===== Raw records =====

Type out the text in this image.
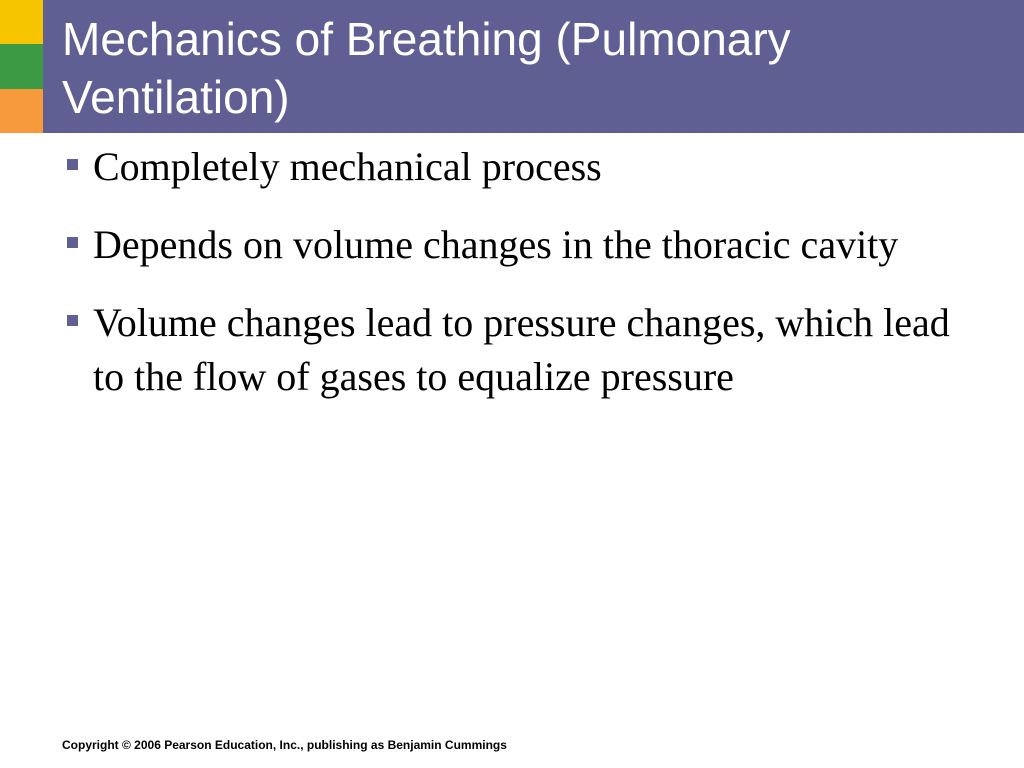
Mechanics of Breathing (Pulmonary Ventilation)
Completely mechanical process
Depends on volume changes in the thoracic cavity
Volume changes lead to pressure changes, which lead to the flow of gases to equalize pressure

Copyright © 2006 Pearson Education, Inc., publishing as Benjamin Cummings
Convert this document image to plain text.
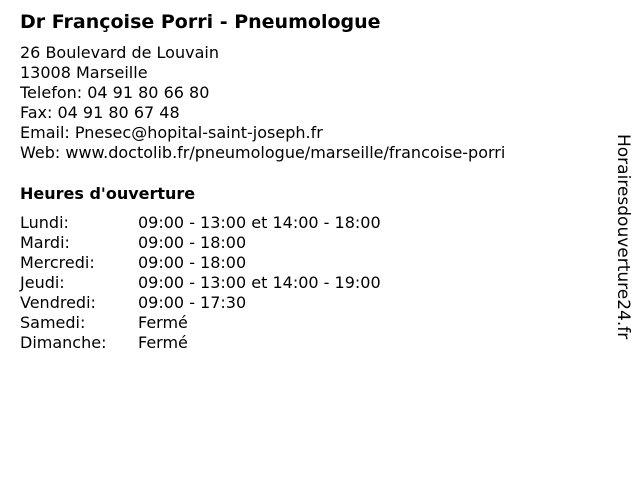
Dr Françoise Porri - Pneumologue
26 Boulevard de Louvain
13008 Marseille
Telefon: 04 91 80 66 80
Fax: 04 91 80 67 48
Email: Pnesec@hopital-saint-joseph.fr
Web: www.doctolib.fr/pneumologue/marseille/francoise-porri
Heures d'ouverture
Lundi:	09:00 - 13:00 et 14:00 - 18:00
Mardi:	09:00 - 18:00
Mercredi:	09:00 - 18:00
Jeudi:	09:00 - 13:00 et 14:00 - 19:00
Vendredi:	09:00 - 17:30
Samedi:	Fermé
Dimanche:	Fermé
Horairesdouverture24.fr
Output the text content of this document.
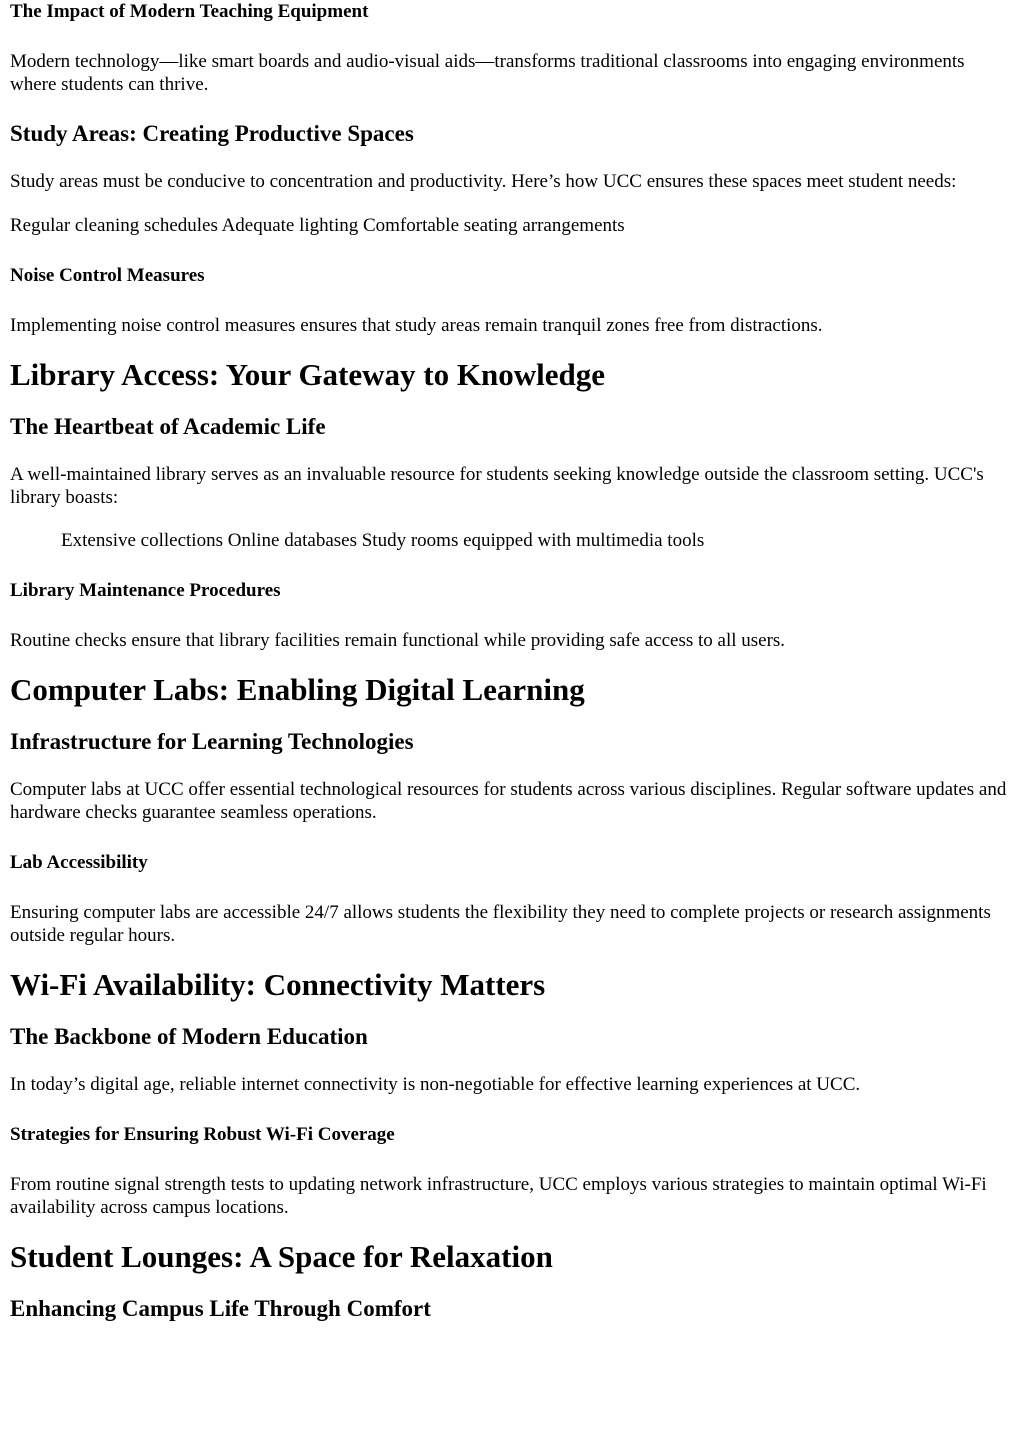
The Impact of Modern Teaching Equipment

Modern technology—like smart boards and audio-visual aids—transforms traditional classrooms into engaging environments where students can thrive.

Study Areas: Creating Productive Spaces

Study areas must be conducive to concentration and productivity. Here’s how UCC ensures these spaces meet student needs:

Regular cleaning schedules Adequate lighting Comfortable seating arrangements

Noise Control Measures

Implementing noise control measures ensures that study areas remain tranquil zones free from distractions.

Library Access: Your Gateway to Knowledge
The Heartbeat of Academic Life

A well-maintained library serves as an invaluable resource for students seeking knowledge outside the classroom setting. UCC's library boasts:

Extensive collections Online databases Study rooms equipped with multimedia tools

Library Maintenance Procedures

Routine checks ensure that library facilities remain functional while providing safe access to all users.

Computer Labs: Enabling Digital Learning
Infrastructure for Learning Technologies

Computer labs at UCC offer essential technological resources for students across various disciplines. Regular software updates and hardware checks guarantee seamless operations.

Lab Accessibility

Ensuring computer labs are accessible 24/7 allows students the flexibility they need to complete projects or research assignments outside regular hours.

Wi-Fi Availability: Connectivity Matters
The Backbone of Modern Education

In today’s digital age, reliable internet connectivity is non-negotiable for effective learning experiences at UCC.

Strategies for Ensuring Robust Wi-Fi Coverage

From routine signal strength tests to updating network infrastructure, UCC employs various strategies to maintain optimal Wi-Fi availability across campus locations.

Student Lounges: A Space for Relaxation
Enhancing Campus Life Through Comfort
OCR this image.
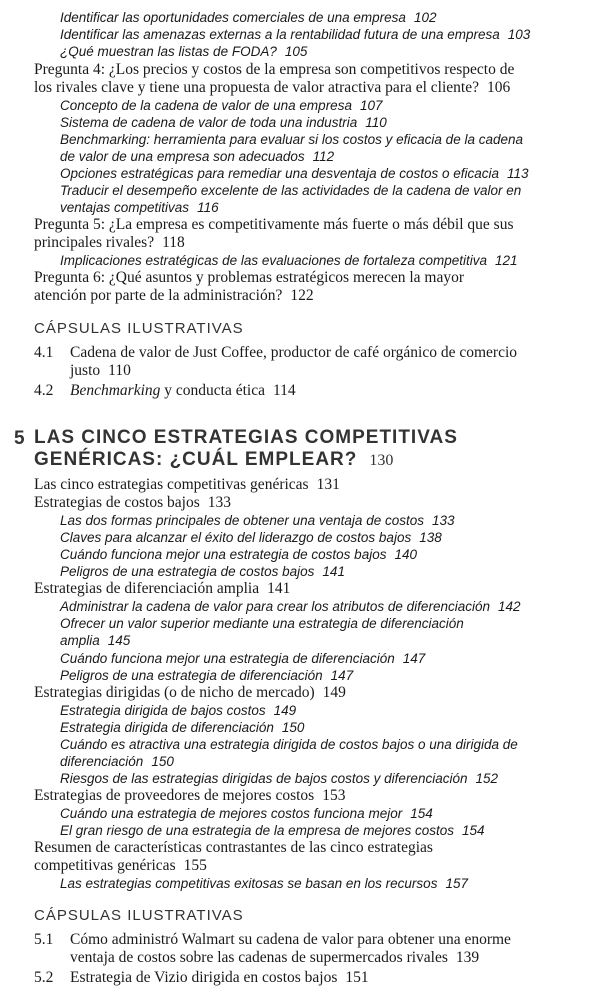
Identificar las oportunidades comerciales de una empresa 102
Identificar las amenazas externas a la rentabilidad futura de una empresa 103
¿Qué muestran las listas de FODA? 105
Pregunta 4: ¿Los precios y costos de la empresa son competitivos respecto de
los rivales clave y tiene una propuesta de valor atractiva para el cliente? 106
Concepto de la cadena de valor de una empresa 107
Sistema de cadena de valor de toda una industria 110
Benchmarking: herramienta para evaluar si los costos y eficacia de la cadena
de valor de una empresa son adecuados 112
Opciones estratégicas para remediar una desventaja de costos o eficacia 113
Traducir el desempeño excelente de las actividades de la cadena de valor en
ventajas competitivas 116
Pregunta 5: ¿La empresa es competitivamente más fuerte o más débil que sus
principales rivales? 118
Implicaciones estratégicas de las evaluaciones de fortaleza competitiva 121
Pregunta 6: ¿Qué asuntos y problemas estratégicos merecen la mayor
atención por parte de la administración? 122
CÁPSULAS ILUSTRATIVAS
4.1 Cadena de valor de Just Coffee, productor de café orgánico de comercio
justo 110
4.2 Benchmarking y conducta ética 114
5 LAS CINCO ESTRATEGIAS COMPETITIVAS
GENÉRICAS: ¿CUÁL EMPLEAR? 130
Las cinco estrategias competitivas genéricas 131
Estrategias de costos bajos 133
Las dos formas principales de obtener una ventaja de costos 133
Claves para alcanzar el éxito del liderazgo de costos bajos 138
Cuándo funciona mejor una estrategia de costos bajos 140
Peligros de una estrategia de costos bajos 141
Estrategias de diferenciación amplia 141
Administrar la cadena de valor para crear los atributos de diferenciación 142
Ofrecer un valor superior mediante una estrategia de diferenciación
amplia 145
Cuándo funciona mejor una estrategia de diferenciación 147
Peligros de una estrategia de diferenciación 147
Estrategias dirigidas (o de nicho de mercado) 149
Estrategia dirigida de bajos costos 149
Estrategia dirigida de diferenciación 150
Cuándo es atractiva una estrategia dirigida de costos bajos o una dirigida de
diferenciación 150
Riesgos de las estrategias dirigidas de bajos costos y diferenciación 152
Estrategias de proveedores de mejores costos 153
Cuándo una estrategia de mejores costos funciona mejor 154
El gran riesgo de una estrategia de la empresa de mejores costos 154
Resumen de características contrastantes de las cinco estrategias
competitivas genéricas 155
Las estrategias competitivas exitosas se basan en los recursos 157
CÁPSULAS ILUSTRATIVAS
5.1 Cómo administró Walmart su cadena de valor para obtener una enorme
ventaja de costos sobre las cadenas de supermercados rivales 139
5.2 Estrategia de Vizio dirigida en costos bajos 151
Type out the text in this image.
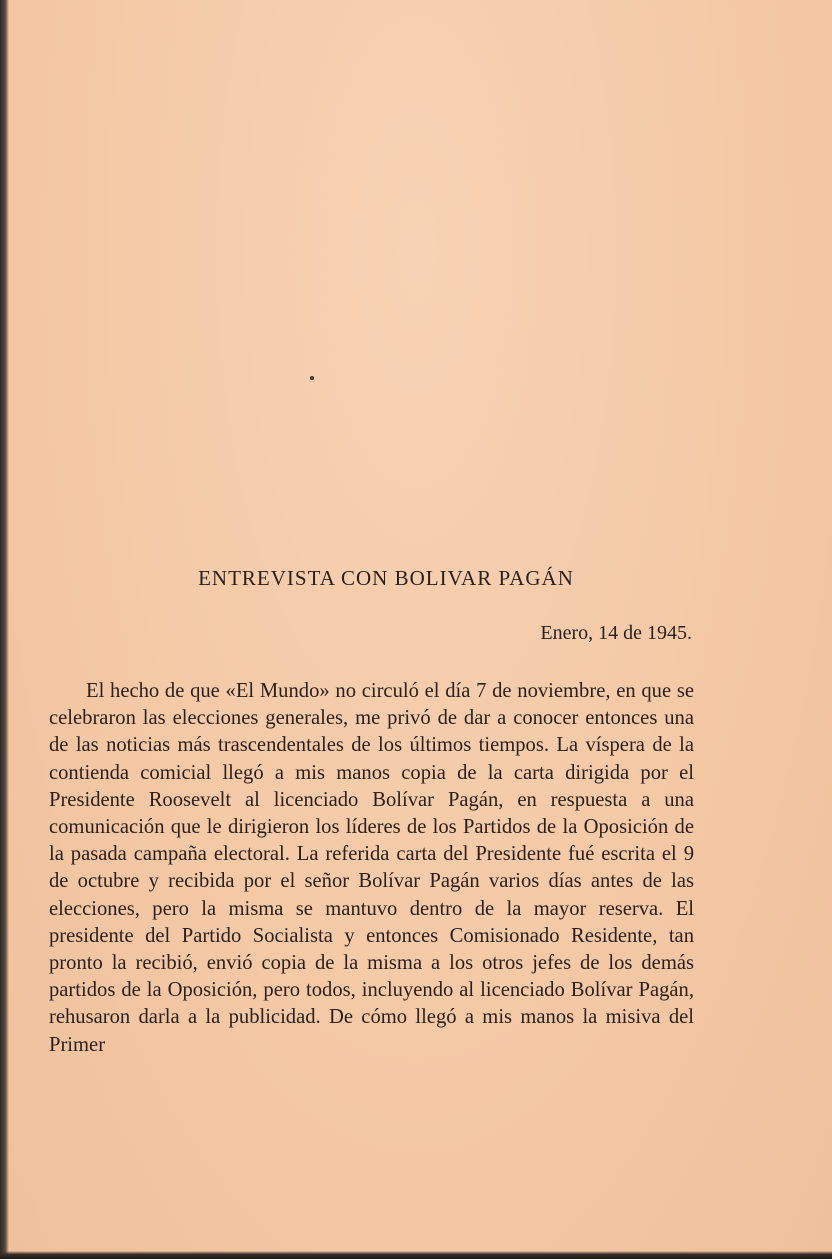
ENTREVISTA CON BOLIVAR PAGÁN

Enero, 14 de 1945.

El hecho de que «El Mundo» no circuló el día 7 de noviembre, en que se celebraron las elecciones generales, me privó de dar a conocer entonces una de las noticias más trascendentales de los últimos tiempos. La víspera de la contienda comicial llegó a mis manos copia de la carta dirigida por el Presidente Roosevelt al licenciado Bolívar Pagán, en respuesta a una comunicación que le dirigieron los líderes de los Partidos de la Oposición de la pasada campaña electoral. La referida carta del Presidente fué escrita el 9 de octubre y recibida por el señor Bolívar Pagán varios días antes de las elecciones, pero la misma se mantuvo dentro de la mayor reserva. El presidente del Partido Socialista y entonces Comisionado Residente, tan pronto la recibió, envió copia de la misma a los otros jefes de los demás partidos de la Oposición, pero todos, incluyendo al licenciado Bolívar Pagán, rehusaron darla a la publicidad. De cómo llegó a mis manos la misiva del Primer
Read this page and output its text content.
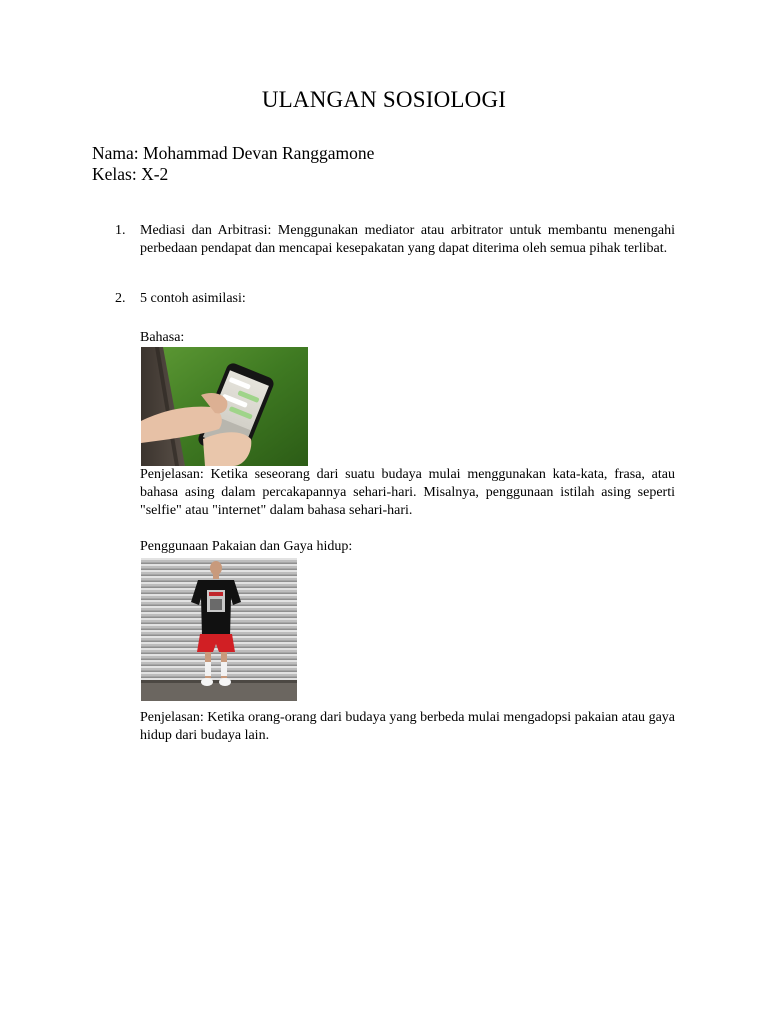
ULANGAN SOSIOLOGI
Nama: Mohammad Devan Ranggamone
Kelas: X-2
1. Mediasi dan Arbitrasi: Menggunakan mediator atau arbitrator untuk membantu menengahi perbedaan pendapat dan mencapai kesepakatan yang dapat diterima oleh semua pihak terlibat.
2. 5 contoh asimilasi:
Bahasa:
Penjelasan: Ketika seseorang dari suatu budaya mulai menggunakan kata-kata, frasa, atau bahasa asing dalam percakapannya sehari-hari. Misalnya, penggunaan istilah asing seperti "selfie" atau "internet" dalam bahasa sehari-hari.
Penggunaan Pakaian dan Gaya hidup:
Penjelasan: Ketika orang-orang dari budaya yang berbeda mulai mengadopsi pakaian atau gaya hidup dari budaya lain.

=====

**Task:** Search the entries for the word "Ketika", then list each line that holds it.

**Solution to the problem:**
Penjelasan: Ketika seseorang dari suatu budaya mulai menggunakan kata-kata, frasa, atau bahasa asing dalam percakapannya sehari-hari. Misalnya, penggunaan istilah asing seperti "selfie" atau "internet" dalam bahasa sehari-hari.
Penjelasan: Ketika orang-orang dari budaya yang berbeda mulai mengadopsi pakaian atau gaya hidup dari budaya lain.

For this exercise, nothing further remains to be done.